**What to produce**
Report the count of lines below that include "title", without any other text.

[Dataset listings of figures]
----

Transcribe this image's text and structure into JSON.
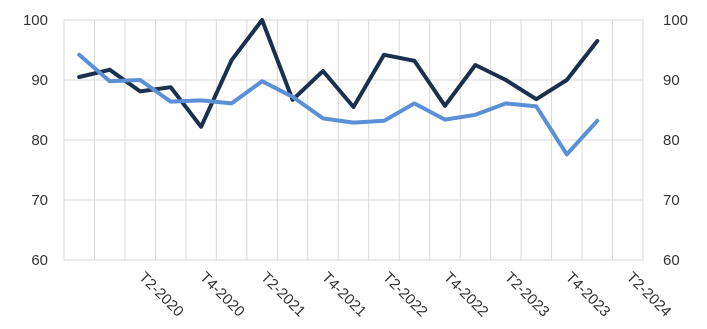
{
  "chart_data": {
    "type": "line",
    "title": "",
    "xlabel": "",
    "ylabel": "",
    "ylim": [
      60,
      100
    ],
    "yticks": [
      60,
      70,
      80,
      90,
      100
    ],
    "secondary_y_axis": {
      "ylim": [
        60,
        100
      ],
      "yticks": [
        60,
        70,
        80,
        90,
        100
      ]
    },
    "grid": true,
    "legend": "none",
    "categories": [
      "T4-2019",
      "T1-2020",
      "T2-2020",
      "T3-2020",
      "T4-2020",
      "T1-2021",
      "T2-2021",
      "T3-2021",
      "T4-2021",
      "T1-2022",
      "T2-2022",
      "T3-2022",
      "T4-2022",
      "T1-2023",
      "T2-2023",
      "T3-2023",
      "T4-2023",
      "T1-2024",
      "T2-2024"
    ],
    "visible_tick_labels": [
      "T2-2020",
      "T4-2020",
      "T2-2021",
      "T4-2021",
      "T2-2022",
      "T4-2022",
      "T2-2023",
      "T4-2023",
      "T2-2024"
    ],
    "series": [
      {
        "color": "#1b2f4e",
        "values": [
          90.5,
          91.7,
          88.1,
          88.8,
          82.2,
          93.3,
          100.0,
          86.7,
          91.5,
          85.5,
          94.2,
          93.2,
          85.7,
          92.5,
          90.0,
          86.8,
          90.0,
          96.5,
          null
        ]
      },
      {
        "color": "#5b8fd6",
        "values": [
          94.2,
          89.8,
          90.0,
          86.4,
          86.6,
          86.1,
          89.8,
          87.2,
          83.6,
          82.9,
          83.2,
          86.1,
          83.4,
          84.2,
          86.1,
          85.6,
          77.6,
          83.2,
          null
        ]
      }
    ]
  }
}
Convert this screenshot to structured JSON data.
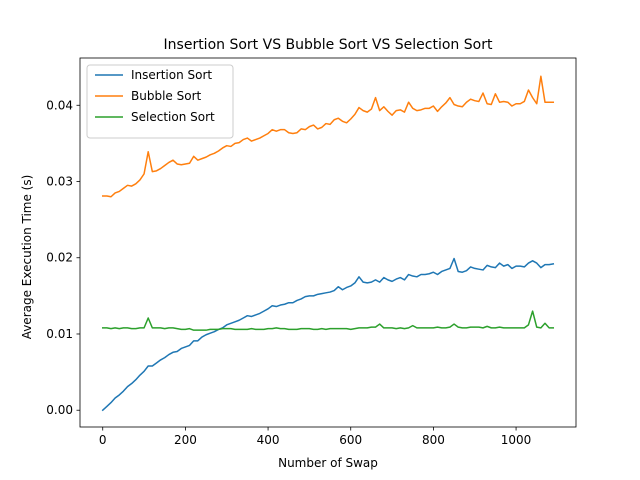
{
  "chart_data": {
    "type": "line",
    "title": "Insertion Sort VS Bubble Sort VS Selection Sort",
    "xlabel": "Number of Swap",
    "ylabel": "Average Execution Time (s)",
    "xlim": [
      -55,
      1145
    ],
    "ylim": [
      -0.0022,
      0.0462
    ],
    "xticks": [
      0,
      200,
      400,
      600,
      800,
      1000
    ],
    "yticks": [
      0.0,
      0.01,
      0.02,
      0.03,
      0.04
    ],
    "xtick_labels": [
      "0",
      "200",
      "400",
      "600",
      "800",
      "1000"
    ],
    "ytick_labels": [
      "0.00",
      "0.01",
      "0.02",
      "0.03",
      "0.04"
    ],
    "grid": false,
    "legend": "upper-left",
    "x": [
      0,
      10,
      20,
      30,
      40,
      50,
      60,
      70,
      80,
      90,
      100,
      110,
      120,
      130,
      140,
      150,
      160,
      170,
      180,
      190,
      200,
      210,
      220,
      230,
      240,
      250,
      260,
      270,
      280,
      290,
      300,
      310,
      320,
      330,
      340,
      350,
      360,
      370,
      380,
      390,
      400,
      410,
      420,
      430,
      440,
      450,
      460,
      470,
      480,
      490,
      500,
      510,
      520,
      530,
      540,
      550,
      560,
      570,
      580,
      590,
      600,
      610,
      620,
      630,
      640,
      650,
      660,
      670,
      680,
      690,
      700,
      710,
      720,
      730,
      740,
      750,
      760,
      770,
      780,
      790,
      800,
      810,
      820,
      830,
      840,
      850,
      860,
      870,
      880,
      890,
      900,
      910,
      920,
      930,
      940,
      950,
      960,
      970,
      980,
      990,
      1000,
      1010,
      1020,
      1030,
      1040,
      1050,
      1060,
      1070,
      1080,
      1090
    ],
    "series": [
      {
        "name": "Insertion Sort",
        "color": "#1f77b4",
        "values": [
          0.0,
          0.0005,
          0.001,
          0.0016,
          0.002,
          0.0025,
          0.0031,
          0.0035,
          0.004,
          0.0046,
          0.0051,
          0.0058,
          0.0058,
          0.0062,
          0.0066,
          0.0069,
          0.0073,
          0.0076,
          0.0077,
          0.0081,
          0.0083,
          0.0085,
          0.0091,
          0.0091,
          0.0096,
          0.0099,
          0.0101,
          0.0103,
          0.0106,
          0.0108,
          0.0112,
          0.0114,
          0.0116,
          0.0118,
          0.0121,
          0.0124,
          0.0123,
          0.0125,
          0.0127,
          0.013,
          0.0133,
          0.0137,
          0.0136,
          0.0138,
          0.0139,
          0.0141,
          0.0141,
          0.0144,
          0.0146,
          0.0149,
          0.015,
          0.015,
          0.0152,
          0.0153,
          0.0154,
          0.0155,
          0.0157,
          0.0162,
          0.0158,
          0.0161,
          0.0163,
          0.0167,
          0.0175,
          0.0168,
          0.0167,
          0.0168,
          0.0171,
          0.0168,
          0.0174,
          0.0171,
          0.0169,
          0.0172,
          0.0174,
          0.0171,
          0.0178,
          0.0176,
          0.0175,
          0.0178,
          0.0178,
          0.0179,
          0.0181,
          0.0178,
          0.0182,
          0.0184,
          0.0186,
          0.0199,
          0.0182,
          0.0181,
          0.0183,
          0.0188,
          0.0186,
          0.0185,
          0.0184,
          0.019,
          0.0188,
          0.0187,
          0.0193,
          0.0189,
          0.0191,
          0.0186,
          0.0189,
          0.0189,
          0.0188,
          0.0193,
          0.0196,
          0.0193,
          0.0187,
          0.0191,
          0.0191,
          0.0192
        ]
      },
      {
        "name": "Bubble Sort",
        "color": "#ff7f0e",
        "values": [
          0.0281,
          0.0281,
          0.028,
          0.0285,
          0.0287,
          0.0291,
          0.0295,
          0.0294,
          0.0297,
          0.0302,
          0.031,
          0.0339,
          0.0313,
          0.0314,
          0.0317,
          0.0321,
          0.0325,
          0.0328,
          0.0323,
          0.0322,
          0.0323,
          0.0324,
          0.0333,
          0.0328,
          0.033,
          0.0332,
          0.0335,
          0.0337,
          0.034,
          0.0344,
          0.0347,
          0.0346,
          0.035,
          0.0351,
          0.0355,
          0.0357,
          0.0353,
          0.0355,
          0.0357,
          0.036,
          0.0363,
          0.0368,
          0.0366,
          0.0368,
          0.0368,
          0.0364,
          0.0363,
          0.0364,
          0.0369,
          0.0368,
          0.0372,
          0.0374,
          0.0369,
          0.0371,
          0.0376,
          0.0375,
          0.0381,
          0.0383,
          0.0379,
          0.0377,
          0.0382,
          0.0388,
          0.0397,
          0.0393,
          0.0391,
          0.0395,
          0.041,
          0.0393,
          0.0398,
          0.0392,
          0.0387,
          0.0393,
          0.0394,
          0.0391,
          0.0404,
          0.0396,
          0.0393,
          0.0394,
          0.0396,
          0.0396,
          0.0399,
          0.0392,
          0.0398,
          0.0403,
          0.041,
          0.0401,
          0.0399,
          0.0398,
          0.0404,
          0.0408,
          0.0406,
          0.0405,
          0.0416,
          0.0402,
          0.0401,
          0.0415,
          0.0404,
          0.0405,
          0.0404,
          0.0399,
          0.0402,
          0.0402,
          0.0405,
          0.042,
          0.041,
          0.0402,
          0.0438,
          0.0404,
          0.0404,
          0.0404
        ]
      },
      {
        "name": "Selection Sort",
        "color": "#2ca02c",
        "values": [
          0.0108,
          0.0108,
          0.0107,
          0.0108,
          0.0107,
          0.0108,
          0.0108,
          0.0107,
          0.0107,
          0.0108,
          0.0108,
          0.0121,
          0.0108,
          0.0108,
          0.0108,
          0.0107,
          0.0108,
          0.0108,
          0.0107,
          0.0106,
          0.0106,
          0.0107,
          0.0105,
          0.0105,
          0.0105,
          0.0105,
          0.0106,
          0.0106,
          0.0106,
          0.0107,
          0.0107,
          0.0107,
          0.0106,
          0.0106,
          0.0106,
          0.0106,
          0.0107,
          0.0106,
          0.0106,
          0.0106,
          0.0107,
          0.0107,
          0.0108,
          0.0107,
          0.0107,
          0.0106,
          0.0106,
          0.0106,
          0.0107,
          0.0107,
          0.0107,
          0.0106,
          0.0106,
          0.0107,
          0.0106,
          0.0107,
          0.0107,
          0.0107,
          0.0107,
          0.0107,
          0.0106,
          0.0107,
          0.0108,
          0.0108,
          0.0108,
          0.0109,
          0.0109,
          0.0113,
          0.0108,
          0.0108,
          0.0108,
          0.0107,
          0.0108,
          0.0107,
          0.0108,
          0.0111,
          0.0108,
          0.0108,
          0.0108,
          0.0108,
          0.0108,
          0.0109,
          0.0108,
          0.0108,
          0.0109,
          0.0113,
          0.0109,
          0.0108,
          0.0108,
          0.0109,
          0.0109,
          0.0109,
          0.0108,
          0.011,
          0.0108,
          0.0108,
          0.0109,
          0.0108,
          0.0108,
          0.0108,
          0.0108,
          0.0108,
          0.0108,
          0.0112,
          0.013,
          0.0109,
          0.0108,
          0.0114,
          0.0108,
          0.0108
        ]
      }
    ]
  }
}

----

**Result of the exercise**
2